= SOURCE MATERIAL =
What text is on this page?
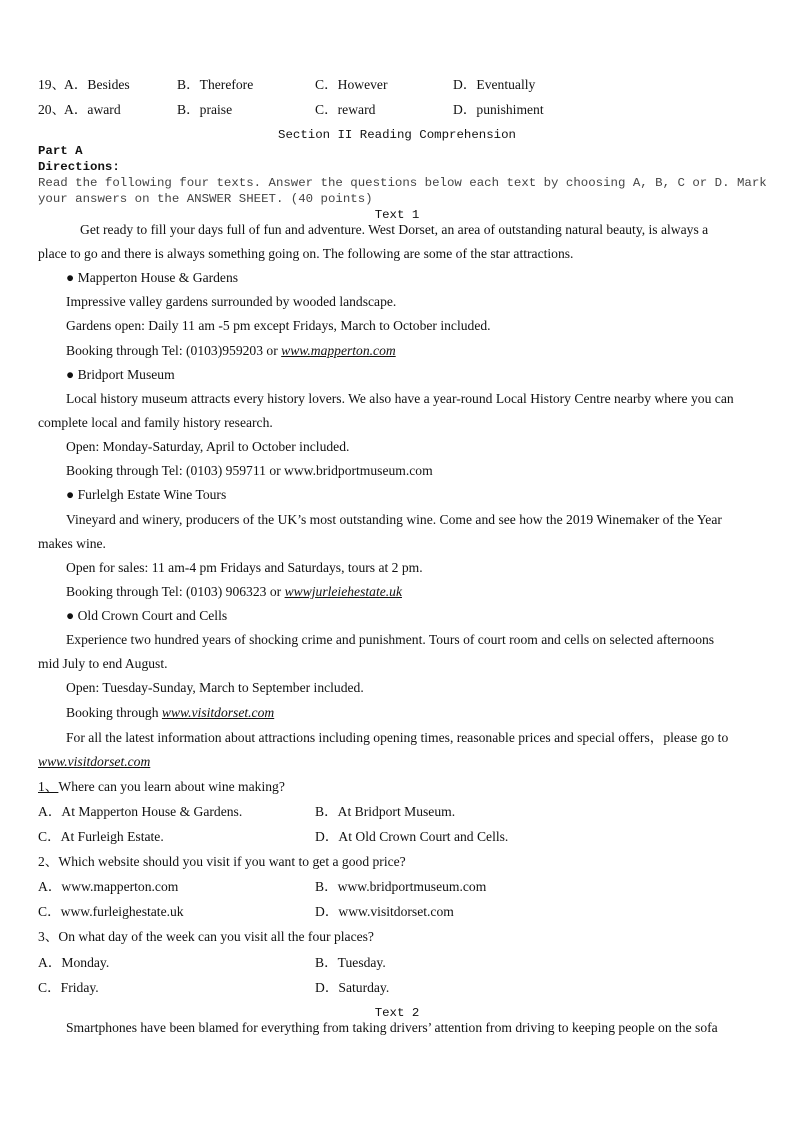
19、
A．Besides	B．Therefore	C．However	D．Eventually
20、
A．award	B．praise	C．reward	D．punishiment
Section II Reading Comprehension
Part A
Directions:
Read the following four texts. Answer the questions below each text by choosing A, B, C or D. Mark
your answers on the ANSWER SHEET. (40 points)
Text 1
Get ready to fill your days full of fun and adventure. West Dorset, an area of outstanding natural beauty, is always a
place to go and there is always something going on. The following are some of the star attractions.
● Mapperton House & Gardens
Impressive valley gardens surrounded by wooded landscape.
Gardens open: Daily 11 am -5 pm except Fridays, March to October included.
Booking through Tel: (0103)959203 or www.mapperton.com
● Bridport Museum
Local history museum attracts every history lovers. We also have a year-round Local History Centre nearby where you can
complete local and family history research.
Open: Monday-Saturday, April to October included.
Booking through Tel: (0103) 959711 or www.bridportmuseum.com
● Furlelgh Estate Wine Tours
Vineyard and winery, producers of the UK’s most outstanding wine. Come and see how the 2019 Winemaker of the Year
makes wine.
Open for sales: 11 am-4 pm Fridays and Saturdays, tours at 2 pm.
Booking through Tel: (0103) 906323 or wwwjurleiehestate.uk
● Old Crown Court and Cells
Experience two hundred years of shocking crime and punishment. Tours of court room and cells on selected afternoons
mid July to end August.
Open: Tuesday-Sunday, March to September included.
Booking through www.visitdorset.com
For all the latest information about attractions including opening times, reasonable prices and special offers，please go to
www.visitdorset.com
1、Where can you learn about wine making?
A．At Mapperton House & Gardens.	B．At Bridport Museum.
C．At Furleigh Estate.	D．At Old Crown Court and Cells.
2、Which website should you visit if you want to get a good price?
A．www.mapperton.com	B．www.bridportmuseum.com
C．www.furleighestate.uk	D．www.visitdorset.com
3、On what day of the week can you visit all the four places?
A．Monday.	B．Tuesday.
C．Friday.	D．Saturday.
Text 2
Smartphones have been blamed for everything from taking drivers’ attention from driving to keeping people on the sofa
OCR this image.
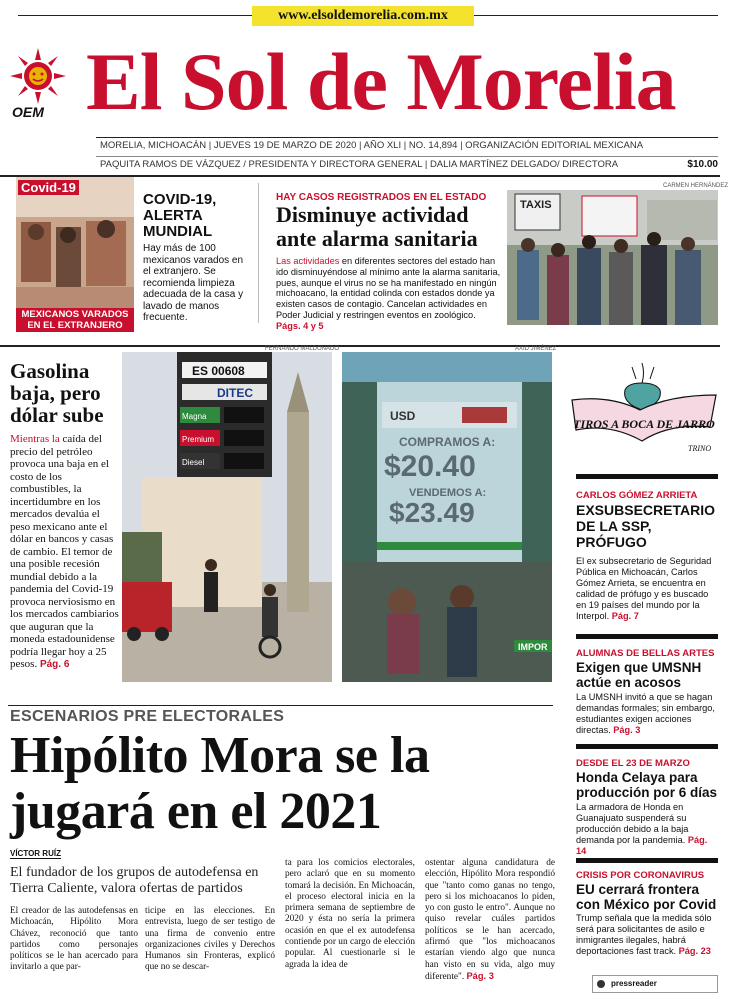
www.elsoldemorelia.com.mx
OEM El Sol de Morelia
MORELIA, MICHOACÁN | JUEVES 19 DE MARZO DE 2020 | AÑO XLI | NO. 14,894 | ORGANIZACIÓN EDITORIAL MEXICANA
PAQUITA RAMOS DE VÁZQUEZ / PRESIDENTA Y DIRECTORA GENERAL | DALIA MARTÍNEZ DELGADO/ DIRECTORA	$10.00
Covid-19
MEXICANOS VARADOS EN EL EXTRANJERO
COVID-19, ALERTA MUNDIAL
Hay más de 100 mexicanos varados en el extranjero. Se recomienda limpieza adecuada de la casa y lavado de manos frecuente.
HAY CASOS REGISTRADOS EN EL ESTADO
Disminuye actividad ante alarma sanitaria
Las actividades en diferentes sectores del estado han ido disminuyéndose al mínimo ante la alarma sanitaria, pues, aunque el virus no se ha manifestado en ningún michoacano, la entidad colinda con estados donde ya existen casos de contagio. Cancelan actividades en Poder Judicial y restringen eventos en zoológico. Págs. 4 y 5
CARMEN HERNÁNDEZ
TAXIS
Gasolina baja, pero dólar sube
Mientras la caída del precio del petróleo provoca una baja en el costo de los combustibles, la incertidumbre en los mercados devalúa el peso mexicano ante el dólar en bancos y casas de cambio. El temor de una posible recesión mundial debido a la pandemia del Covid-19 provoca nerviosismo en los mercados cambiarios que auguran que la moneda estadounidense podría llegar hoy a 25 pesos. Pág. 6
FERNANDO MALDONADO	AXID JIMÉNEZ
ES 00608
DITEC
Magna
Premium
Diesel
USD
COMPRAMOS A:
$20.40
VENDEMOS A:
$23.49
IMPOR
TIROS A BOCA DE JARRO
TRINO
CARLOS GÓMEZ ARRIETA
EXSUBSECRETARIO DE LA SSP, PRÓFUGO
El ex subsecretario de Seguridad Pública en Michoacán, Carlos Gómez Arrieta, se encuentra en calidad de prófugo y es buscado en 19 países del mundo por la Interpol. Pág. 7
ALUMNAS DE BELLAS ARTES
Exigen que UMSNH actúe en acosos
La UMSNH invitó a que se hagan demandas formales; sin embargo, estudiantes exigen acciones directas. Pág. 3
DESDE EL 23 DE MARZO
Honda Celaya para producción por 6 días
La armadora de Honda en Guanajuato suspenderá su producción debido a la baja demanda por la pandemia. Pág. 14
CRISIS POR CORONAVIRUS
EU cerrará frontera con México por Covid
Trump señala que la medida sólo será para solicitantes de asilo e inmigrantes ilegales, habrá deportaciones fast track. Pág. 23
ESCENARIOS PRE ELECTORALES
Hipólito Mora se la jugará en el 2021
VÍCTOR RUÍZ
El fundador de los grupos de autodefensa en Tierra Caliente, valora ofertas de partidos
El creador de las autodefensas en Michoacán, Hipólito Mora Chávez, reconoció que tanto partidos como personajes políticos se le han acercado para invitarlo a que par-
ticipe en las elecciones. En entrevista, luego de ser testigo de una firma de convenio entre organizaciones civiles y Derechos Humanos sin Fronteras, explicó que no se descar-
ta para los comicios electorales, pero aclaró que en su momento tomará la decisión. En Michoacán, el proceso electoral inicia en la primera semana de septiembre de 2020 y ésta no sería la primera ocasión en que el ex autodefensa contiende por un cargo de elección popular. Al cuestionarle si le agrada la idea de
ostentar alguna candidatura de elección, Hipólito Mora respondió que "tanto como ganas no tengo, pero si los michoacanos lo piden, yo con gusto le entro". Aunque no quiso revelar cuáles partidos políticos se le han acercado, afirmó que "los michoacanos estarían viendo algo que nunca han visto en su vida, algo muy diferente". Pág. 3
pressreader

---

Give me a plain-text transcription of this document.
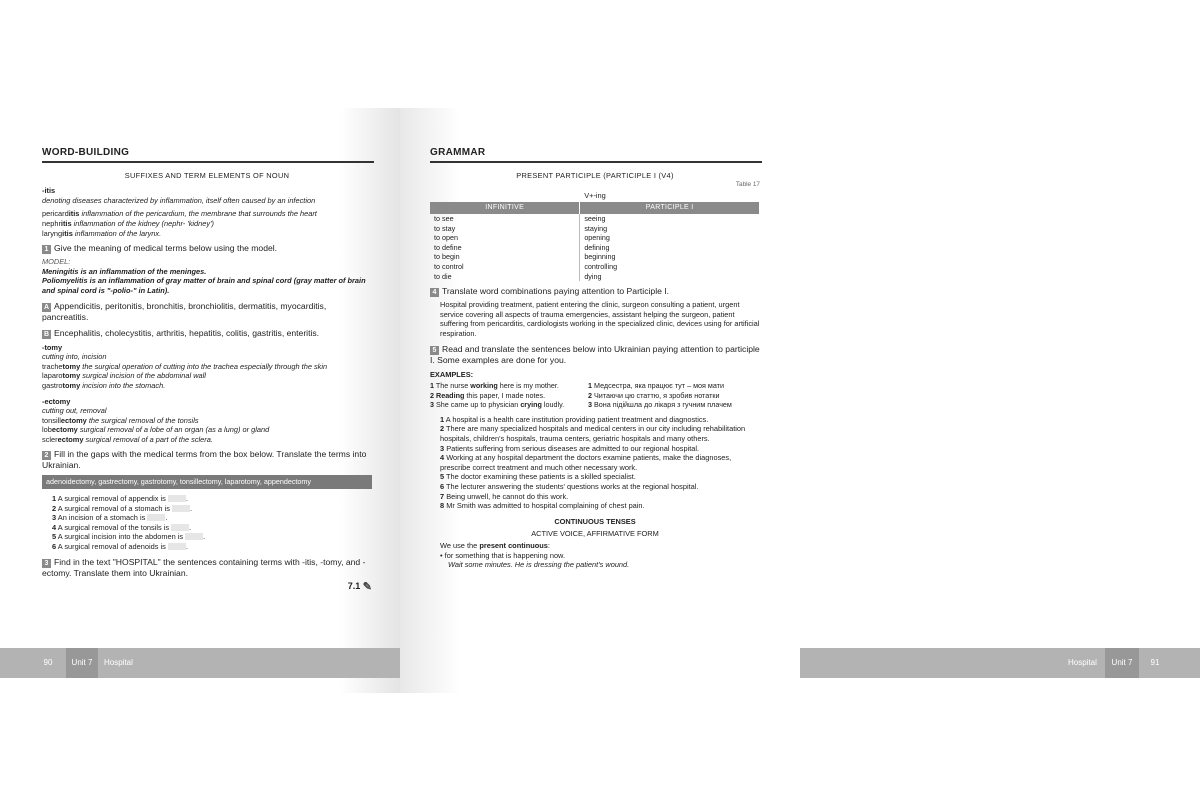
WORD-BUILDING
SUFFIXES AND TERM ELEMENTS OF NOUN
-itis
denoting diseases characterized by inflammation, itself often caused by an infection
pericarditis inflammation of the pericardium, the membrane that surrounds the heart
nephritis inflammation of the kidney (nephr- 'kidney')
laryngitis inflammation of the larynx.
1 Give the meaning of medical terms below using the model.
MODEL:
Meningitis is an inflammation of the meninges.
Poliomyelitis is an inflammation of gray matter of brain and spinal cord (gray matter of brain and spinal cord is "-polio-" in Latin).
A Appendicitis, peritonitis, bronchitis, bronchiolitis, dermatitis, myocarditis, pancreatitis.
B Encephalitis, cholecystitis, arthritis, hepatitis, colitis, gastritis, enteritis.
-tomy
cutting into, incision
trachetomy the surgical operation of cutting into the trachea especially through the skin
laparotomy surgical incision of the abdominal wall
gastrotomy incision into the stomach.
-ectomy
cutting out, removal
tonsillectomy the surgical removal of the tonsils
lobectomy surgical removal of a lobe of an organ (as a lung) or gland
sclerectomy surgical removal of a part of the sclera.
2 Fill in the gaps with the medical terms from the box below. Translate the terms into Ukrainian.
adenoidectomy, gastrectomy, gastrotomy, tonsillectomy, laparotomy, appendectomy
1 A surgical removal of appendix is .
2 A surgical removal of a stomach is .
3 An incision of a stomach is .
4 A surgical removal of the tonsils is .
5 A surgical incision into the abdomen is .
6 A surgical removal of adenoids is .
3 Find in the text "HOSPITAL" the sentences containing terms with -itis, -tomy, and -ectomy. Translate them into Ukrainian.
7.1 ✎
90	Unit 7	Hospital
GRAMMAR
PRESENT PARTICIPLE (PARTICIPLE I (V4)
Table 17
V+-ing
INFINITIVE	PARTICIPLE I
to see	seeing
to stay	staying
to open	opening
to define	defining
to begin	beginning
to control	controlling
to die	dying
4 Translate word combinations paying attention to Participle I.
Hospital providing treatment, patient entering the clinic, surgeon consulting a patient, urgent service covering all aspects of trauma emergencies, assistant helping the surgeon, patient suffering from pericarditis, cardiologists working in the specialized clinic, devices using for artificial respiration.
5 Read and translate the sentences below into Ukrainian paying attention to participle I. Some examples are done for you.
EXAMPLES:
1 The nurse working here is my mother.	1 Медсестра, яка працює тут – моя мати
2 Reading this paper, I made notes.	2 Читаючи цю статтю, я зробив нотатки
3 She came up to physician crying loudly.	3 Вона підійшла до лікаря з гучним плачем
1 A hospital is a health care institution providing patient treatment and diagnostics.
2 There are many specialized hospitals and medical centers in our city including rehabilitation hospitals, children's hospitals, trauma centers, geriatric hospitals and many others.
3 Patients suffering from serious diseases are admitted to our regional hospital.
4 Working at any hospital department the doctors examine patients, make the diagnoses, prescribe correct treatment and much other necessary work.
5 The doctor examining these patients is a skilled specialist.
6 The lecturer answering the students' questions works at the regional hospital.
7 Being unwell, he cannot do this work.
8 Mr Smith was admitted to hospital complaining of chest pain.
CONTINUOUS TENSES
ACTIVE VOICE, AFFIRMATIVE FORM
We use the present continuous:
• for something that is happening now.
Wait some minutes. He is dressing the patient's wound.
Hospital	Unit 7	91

* * *

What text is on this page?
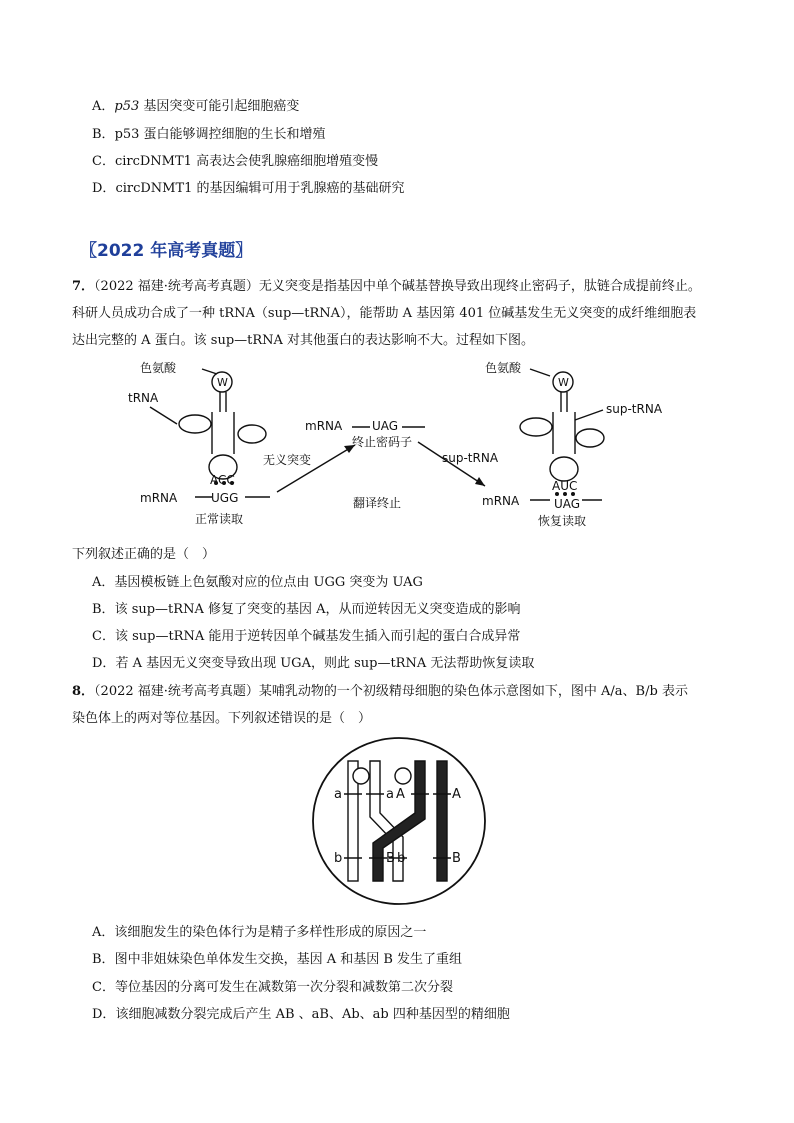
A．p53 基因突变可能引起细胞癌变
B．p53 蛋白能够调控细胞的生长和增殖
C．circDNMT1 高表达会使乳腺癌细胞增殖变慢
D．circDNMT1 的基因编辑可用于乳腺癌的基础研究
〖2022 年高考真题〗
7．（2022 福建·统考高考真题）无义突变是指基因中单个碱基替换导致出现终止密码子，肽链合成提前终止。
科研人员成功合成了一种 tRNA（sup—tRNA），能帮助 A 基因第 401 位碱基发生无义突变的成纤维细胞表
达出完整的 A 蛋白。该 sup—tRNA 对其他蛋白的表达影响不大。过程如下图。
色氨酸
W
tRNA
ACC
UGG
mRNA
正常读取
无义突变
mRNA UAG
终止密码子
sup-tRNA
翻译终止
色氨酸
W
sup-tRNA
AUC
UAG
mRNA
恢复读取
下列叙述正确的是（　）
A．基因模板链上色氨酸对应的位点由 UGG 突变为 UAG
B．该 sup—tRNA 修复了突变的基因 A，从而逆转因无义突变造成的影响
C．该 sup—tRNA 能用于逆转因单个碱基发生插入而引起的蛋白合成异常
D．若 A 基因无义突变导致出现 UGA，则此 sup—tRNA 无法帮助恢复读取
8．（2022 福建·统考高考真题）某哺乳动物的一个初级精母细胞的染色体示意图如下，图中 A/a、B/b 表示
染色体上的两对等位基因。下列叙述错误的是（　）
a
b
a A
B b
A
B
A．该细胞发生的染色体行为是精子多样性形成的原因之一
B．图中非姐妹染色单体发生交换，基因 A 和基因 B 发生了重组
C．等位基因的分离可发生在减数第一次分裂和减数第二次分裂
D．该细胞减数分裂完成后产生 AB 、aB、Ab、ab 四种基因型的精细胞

= ASSIGNED TASK =
Return each full line of the entries that contains the word "House".

= RESULT =
● Mapperton House & Gardens
A．At Mapperton House & Gardens.	B．At Bridport Museum.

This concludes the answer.